## To do
Establish how many lines in the material include the string "Section" and report it as a lone number.

Figure dataset records:
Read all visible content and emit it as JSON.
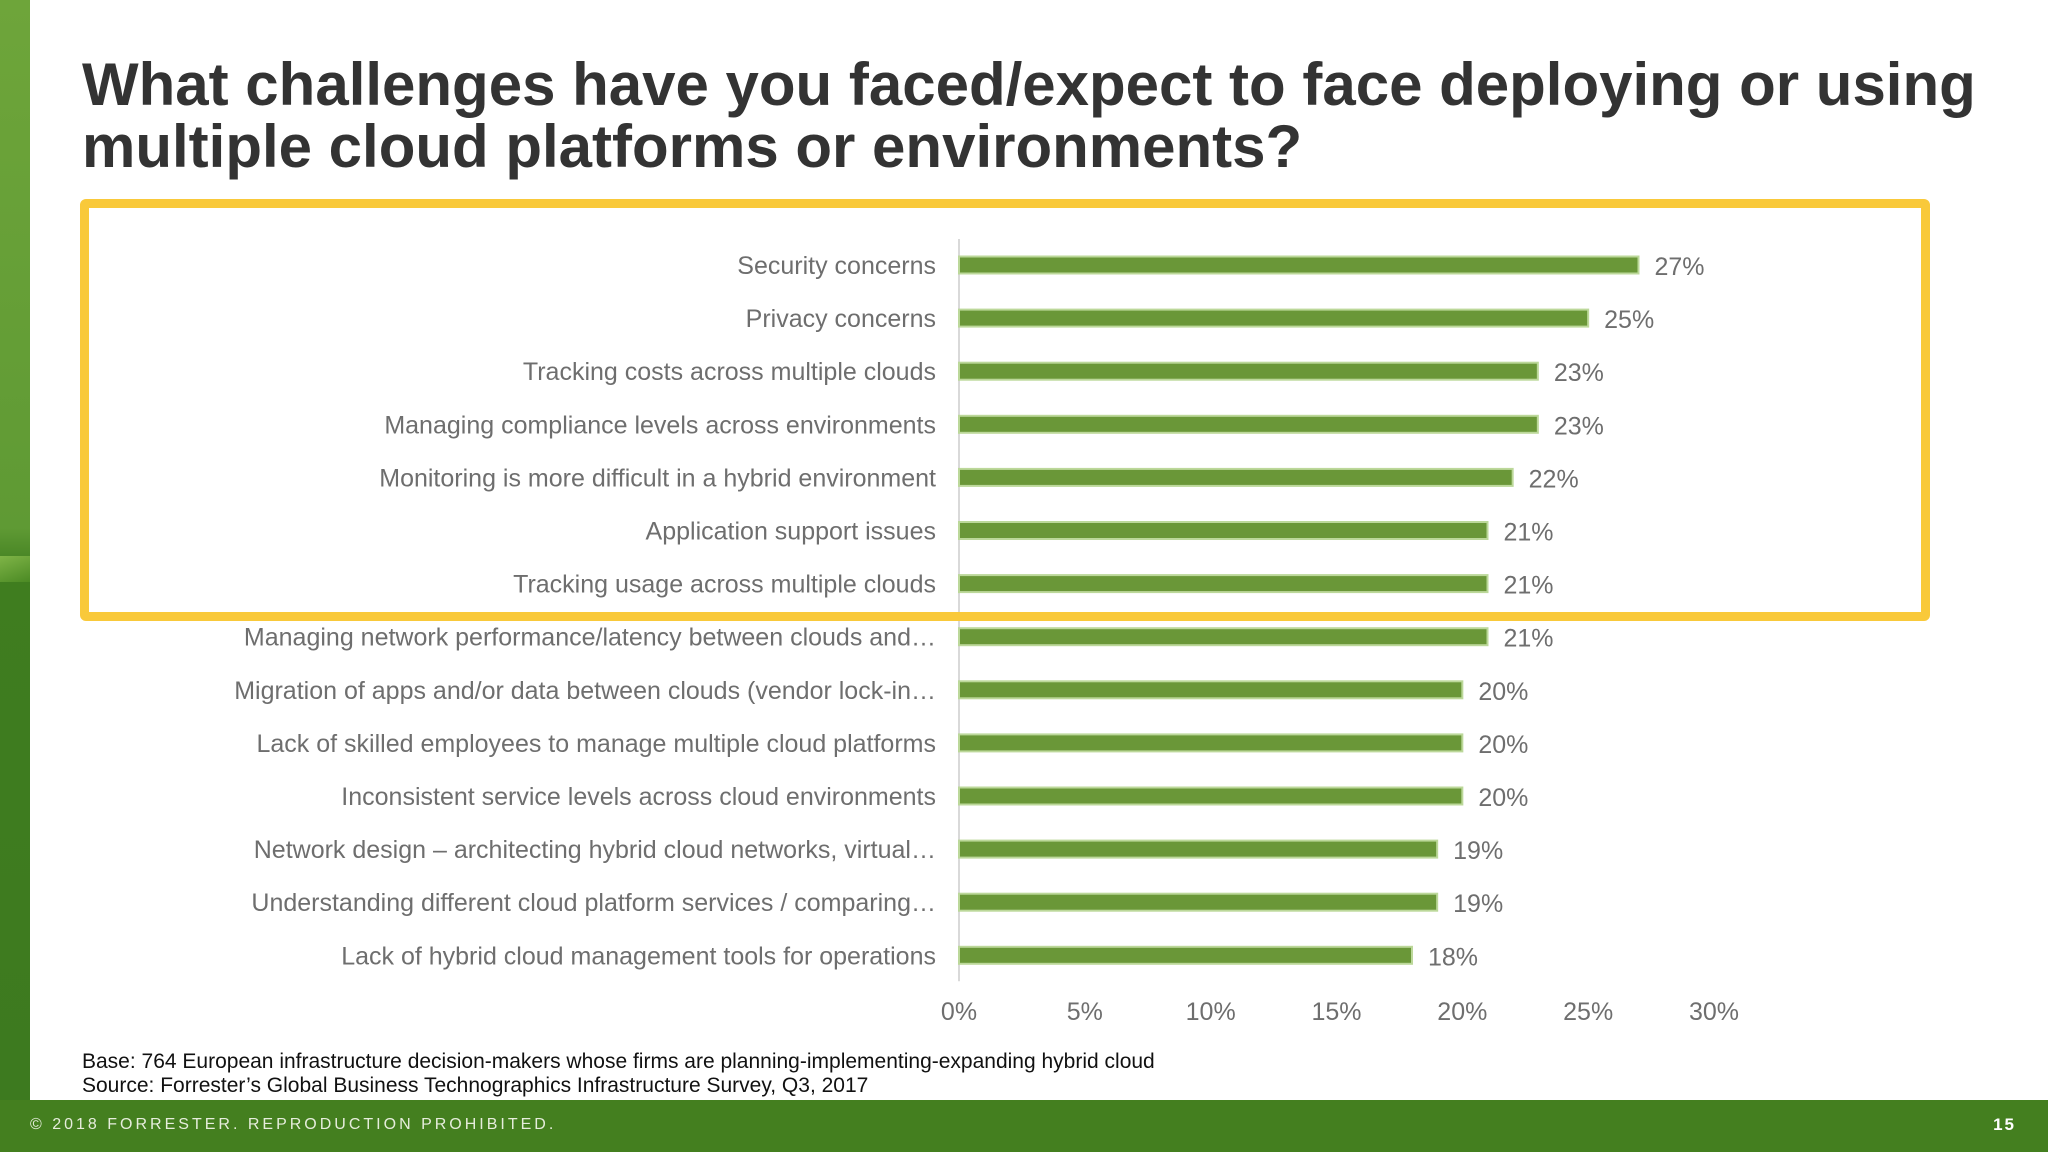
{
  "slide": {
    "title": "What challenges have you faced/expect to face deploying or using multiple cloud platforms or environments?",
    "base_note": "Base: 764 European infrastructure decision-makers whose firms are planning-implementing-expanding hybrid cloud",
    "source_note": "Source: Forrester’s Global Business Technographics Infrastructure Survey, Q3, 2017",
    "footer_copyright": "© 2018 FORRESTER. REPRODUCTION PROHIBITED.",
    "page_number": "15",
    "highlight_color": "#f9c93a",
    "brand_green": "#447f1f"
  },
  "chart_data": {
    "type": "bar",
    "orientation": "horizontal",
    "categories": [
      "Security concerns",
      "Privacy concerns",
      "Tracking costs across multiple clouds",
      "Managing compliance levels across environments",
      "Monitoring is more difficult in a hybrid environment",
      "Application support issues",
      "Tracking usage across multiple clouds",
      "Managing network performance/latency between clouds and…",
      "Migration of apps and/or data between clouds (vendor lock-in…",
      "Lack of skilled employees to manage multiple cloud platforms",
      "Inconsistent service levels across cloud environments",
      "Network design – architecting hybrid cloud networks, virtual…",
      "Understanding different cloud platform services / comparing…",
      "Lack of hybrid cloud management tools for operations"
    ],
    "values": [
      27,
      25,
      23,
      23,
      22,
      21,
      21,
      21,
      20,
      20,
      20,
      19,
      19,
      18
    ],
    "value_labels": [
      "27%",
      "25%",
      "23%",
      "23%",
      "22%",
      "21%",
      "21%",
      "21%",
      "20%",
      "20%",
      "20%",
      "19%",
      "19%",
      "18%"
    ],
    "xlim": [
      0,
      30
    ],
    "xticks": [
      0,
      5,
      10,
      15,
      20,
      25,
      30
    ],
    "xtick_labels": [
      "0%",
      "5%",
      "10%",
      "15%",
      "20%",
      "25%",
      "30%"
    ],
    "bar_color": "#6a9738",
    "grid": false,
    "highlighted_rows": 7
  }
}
* * *
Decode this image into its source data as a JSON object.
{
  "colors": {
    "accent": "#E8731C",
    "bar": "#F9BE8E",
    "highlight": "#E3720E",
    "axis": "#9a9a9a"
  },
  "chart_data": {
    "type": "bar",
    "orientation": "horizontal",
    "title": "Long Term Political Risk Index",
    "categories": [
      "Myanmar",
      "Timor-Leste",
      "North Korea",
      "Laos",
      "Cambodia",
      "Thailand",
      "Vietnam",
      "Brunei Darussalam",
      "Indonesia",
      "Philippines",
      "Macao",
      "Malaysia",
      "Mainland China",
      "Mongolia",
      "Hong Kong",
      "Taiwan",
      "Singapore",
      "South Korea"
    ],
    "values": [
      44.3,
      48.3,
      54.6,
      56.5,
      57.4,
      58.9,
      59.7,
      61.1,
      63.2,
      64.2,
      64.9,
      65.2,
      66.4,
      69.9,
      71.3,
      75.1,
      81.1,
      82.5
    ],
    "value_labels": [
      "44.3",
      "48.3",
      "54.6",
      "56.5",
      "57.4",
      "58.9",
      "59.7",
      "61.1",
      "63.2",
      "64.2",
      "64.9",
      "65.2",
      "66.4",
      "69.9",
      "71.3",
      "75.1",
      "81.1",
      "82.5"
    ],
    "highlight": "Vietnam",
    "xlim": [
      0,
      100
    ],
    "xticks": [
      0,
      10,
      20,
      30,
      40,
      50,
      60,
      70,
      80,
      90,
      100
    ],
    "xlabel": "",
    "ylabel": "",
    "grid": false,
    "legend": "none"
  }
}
...
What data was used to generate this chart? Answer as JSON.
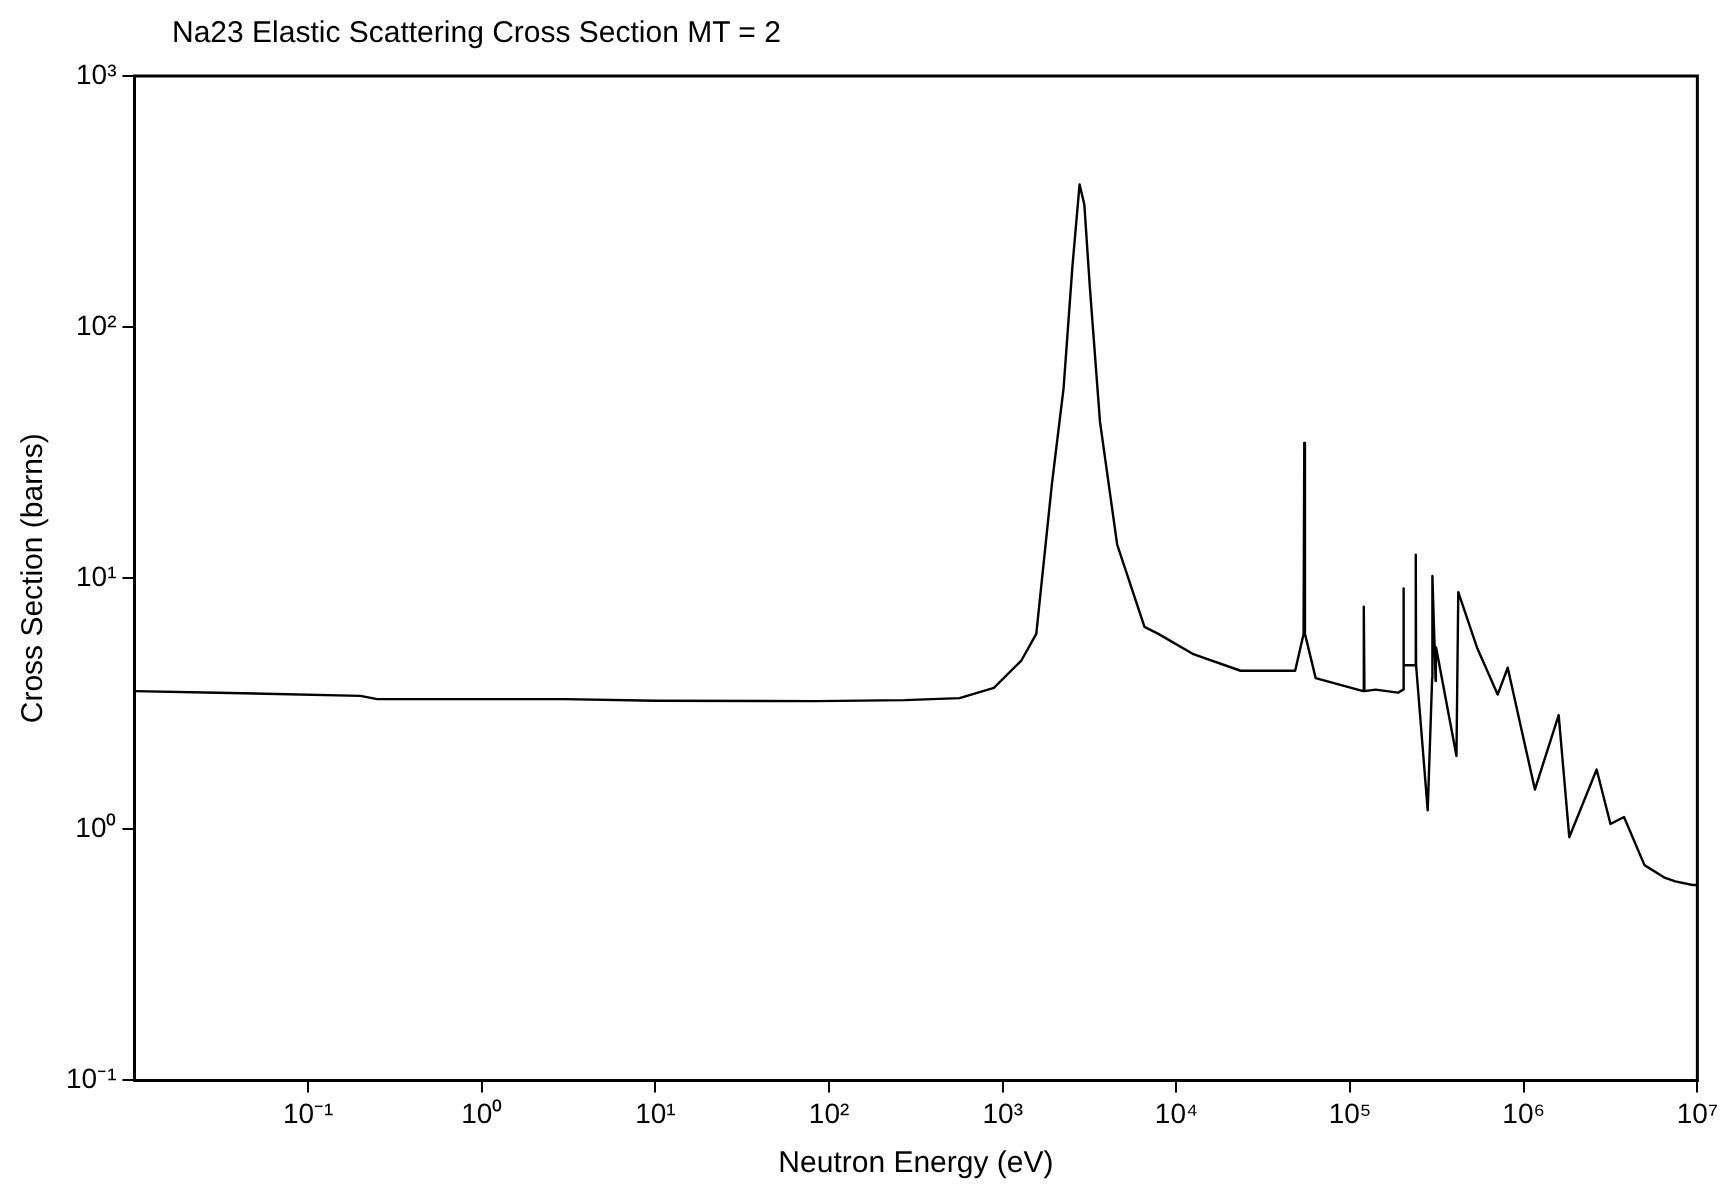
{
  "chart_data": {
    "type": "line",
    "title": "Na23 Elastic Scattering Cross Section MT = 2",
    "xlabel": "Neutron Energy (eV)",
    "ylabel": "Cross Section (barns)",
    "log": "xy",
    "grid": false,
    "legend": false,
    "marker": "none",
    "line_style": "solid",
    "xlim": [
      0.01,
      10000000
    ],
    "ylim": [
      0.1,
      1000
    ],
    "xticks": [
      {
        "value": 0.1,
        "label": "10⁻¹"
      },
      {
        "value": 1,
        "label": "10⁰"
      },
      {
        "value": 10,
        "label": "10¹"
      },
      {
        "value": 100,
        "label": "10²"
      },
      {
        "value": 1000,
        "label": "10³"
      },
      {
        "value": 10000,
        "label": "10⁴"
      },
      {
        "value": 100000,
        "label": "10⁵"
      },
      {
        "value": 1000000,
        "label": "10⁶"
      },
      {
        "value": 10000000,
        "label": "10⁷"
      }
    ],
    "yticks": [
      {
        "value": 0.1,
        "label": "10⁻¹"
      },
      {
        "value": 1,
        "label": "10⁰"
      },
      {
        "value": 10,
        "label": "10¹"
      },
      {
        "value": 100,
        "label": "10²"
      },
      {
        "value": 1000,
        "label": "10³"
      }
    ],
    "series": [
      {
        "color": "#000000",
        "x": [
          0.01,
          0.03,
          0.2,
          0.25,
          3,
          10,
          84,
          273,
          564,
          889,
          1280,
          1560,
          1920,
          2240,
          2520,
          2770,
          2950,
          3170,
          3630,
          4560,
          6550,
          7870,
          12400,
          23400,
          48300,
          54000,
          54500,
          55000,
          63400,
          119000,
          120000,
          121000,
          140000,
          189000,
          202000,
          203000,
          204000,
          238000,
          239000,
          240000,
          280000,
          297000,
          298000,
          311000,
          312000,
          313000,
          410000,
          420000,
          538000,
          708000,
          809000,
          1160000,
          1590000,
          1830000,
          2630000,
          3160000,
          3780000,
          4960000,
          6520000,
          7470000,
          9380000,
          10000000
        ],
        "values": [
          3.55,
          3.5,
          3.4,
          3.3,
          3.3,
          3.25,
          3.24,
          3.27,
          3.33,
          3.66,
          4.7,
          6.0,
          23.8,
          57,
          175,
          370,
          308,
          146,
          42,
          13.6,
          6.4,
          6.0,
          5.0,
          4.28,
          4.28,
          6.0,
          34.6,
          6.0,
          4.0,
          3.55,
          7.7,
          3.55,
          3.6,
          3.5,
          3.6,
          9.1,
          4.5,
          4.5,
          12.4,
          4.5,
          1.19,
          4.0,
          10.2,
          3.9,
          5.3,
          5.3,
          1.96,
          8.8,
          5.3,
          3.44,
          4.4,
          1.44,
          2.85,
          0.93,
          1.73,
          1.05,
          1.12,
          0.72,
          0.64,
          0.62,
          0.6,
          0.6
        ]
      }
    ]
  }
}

## Correct output
2